- [Record list]
------------

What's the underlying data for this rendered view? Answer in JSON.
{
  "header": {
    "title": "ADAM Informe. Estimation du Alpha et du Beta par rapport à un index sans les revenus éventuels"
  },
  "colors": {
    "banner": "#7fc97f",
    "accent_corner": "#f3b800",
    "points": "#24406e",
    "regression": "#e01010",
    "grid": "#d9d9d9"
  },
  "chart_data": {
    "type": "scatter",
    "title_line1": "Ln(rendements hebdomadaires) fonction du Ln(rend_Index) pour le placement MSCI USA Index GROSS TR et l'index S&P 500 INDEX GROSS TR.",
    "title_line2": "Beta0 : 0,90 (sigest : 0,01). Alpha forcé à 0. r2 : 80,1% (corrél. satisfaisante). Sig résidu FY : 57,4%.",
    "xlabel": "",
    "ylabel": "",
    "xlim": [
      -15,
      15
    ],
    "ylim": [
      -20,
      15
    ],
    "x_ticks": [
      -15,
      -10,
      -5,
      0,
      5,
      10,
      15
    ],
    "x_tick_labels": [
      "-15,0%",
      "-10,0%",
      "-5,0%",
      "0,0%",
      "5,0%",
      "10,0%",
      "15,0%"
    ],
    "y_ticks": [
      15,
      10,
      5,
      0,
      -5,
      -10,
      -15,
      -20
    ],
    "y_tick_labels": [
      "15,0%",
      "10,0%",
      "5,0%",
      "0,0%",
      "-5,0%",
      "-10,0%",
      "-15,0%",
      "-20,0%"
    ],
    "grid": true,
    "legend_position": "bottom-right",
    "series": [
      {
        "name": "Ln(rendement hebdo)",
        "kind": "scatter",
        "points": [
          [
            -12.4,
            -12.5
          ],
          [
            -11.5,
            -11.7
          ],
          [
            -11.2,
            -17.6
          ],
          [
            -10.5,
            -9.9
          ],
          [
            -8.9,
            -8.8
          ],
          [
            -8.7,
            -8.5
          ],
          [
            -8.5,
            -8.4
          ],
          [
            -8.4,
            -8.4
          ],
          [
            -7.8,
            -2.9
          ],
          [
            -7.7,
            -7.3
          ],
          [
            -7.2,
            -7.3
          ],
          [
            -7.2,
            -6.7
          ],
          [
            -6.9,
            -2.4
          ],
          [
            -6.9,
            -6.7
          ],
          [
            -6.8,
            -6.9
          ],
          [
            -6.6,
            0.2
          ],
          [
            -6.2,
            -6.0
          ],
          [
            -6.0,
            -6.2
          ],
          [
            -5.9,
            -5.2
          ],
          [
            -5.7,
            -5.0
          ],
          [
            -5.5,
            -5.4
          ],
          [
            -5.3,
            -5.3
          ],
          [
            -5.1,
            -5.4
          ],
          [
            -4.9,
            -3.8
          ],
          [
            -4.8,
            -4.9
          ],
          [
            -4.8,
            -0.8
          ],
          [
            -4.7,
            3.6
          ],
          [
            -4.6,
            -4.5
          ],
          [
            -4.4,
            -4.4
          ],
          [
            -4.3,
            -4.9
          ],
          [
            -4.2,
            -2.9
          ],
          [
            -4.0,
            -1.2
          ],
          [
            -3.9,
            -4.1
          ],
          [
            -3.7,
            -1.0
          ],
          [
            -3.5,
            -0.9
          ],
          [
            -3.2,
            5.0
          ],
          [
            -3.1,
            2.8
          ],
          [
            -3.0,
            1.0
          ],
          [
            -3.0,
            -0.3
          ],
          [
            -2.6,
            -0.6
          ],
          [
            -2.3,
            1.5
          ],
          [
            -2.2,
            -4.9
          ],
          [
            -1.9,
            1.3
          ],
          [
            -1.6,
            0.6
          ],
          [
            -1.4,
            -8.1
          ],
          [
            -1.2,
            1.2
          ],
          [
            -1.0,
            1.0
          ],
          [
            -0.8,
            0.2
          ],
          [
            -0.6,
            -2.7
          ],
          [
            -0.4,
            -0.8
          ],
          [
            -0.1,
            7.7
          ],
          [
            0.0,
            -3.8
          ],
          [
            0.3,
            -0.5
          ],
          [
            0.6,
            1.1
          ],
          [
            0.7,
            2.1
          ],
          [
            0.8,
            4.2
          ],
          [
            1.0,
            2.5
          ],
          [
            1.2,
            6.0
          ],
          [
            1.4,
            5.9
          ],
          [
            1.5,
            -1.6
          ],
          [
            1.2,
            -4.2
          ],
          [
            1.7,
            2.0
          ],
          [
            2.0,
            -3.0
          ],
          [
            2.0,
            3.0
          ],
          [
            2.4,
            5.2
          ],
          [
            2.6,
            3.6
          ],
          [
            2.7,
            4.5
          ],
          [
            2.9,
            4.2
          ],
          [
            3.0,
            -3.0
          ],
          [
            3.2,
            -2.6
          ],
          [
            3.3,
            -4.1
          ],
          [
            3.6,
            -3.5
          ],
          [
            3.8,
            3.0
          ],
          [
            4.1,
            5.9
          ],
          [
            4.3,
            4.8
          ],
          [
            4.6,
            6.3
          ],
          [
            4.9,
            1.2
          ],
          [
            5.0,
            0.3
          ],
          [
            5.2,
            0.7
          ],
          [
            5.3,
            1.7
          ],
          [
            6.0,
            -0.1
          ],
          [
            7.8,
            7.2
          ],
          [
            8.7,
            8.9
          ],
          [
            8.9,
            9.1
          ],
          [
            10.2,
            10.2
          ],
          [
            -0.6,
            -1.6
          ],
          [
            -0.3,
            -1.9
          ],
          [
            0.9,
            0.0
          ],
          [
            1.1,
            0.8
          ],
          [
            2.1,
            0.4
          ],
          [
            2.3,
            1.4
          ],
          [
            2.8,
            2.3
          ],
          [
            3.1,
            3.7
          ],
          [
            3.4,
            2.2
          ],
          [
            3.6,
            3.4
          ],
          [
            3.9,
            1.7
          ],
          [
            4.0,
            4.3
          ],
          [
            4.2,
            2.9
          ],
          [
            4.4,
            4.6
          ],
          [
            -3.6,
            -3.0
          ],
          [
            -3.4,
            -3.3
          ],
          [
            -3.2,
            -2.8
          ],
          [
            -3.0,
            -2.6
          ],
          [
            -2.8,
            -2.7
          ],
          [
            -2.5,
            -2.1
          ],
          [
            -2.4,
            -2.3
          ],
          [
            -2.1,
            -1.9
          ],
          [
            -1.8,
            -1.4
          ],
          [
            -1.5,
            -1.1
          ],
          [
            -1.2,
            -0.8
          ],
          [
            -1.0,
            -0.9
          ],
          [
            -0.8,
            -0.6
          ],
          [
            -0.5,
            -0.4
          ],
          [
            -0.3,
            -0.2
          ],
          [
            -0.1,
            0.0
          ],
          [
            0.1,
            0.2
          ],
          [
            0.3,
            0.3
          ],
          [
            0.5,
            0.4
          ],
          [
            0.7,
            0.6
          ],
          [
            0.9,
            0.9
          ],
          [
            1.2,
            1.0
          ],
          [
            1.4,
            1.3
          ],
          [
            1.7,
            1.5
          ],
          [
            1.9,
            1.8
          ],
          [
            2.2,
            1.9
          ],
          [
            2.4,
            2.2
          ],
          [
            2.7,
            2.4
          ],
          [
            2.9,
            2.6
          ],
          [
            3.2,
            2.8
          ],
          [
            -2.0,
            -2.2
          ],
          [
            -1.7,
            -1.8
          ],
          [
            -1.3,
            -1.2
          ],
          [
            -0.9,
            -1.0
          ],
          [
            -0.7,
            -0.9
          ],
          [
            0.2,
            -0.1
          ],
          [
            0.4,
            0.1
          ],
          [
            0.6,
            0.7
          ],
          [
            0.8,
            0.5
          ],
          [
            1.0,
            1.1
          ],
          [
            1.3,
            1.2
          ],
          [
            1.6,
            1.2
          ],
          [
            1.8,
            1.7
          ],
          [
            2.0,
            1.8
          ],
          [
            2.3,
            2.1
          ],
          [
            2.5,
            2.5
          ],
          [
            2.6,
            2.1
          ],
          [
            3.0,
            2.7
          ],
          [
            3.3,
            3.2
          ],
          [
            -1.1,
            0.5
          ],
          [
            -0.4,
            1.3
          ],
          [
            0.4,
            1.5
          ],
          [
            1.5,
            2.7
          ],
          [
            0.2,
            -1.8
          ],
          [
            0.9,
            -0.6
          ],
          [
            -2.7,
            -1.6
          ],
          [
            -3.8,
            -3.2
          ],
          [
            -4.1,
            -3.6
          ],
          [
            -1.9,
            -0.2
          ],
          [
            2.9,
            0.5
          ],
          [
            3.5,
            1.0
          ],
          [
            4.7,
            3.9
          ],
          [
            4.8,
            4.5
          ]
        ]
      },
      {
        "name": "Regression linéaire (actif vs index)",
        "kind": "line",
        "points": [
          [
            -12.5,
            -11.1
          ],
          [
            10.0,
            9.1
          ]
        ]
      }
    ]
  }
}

------------

- [Task description]
Using the listing, say how many lines include the word "index", and add nothing else.

- [Finished answer]
3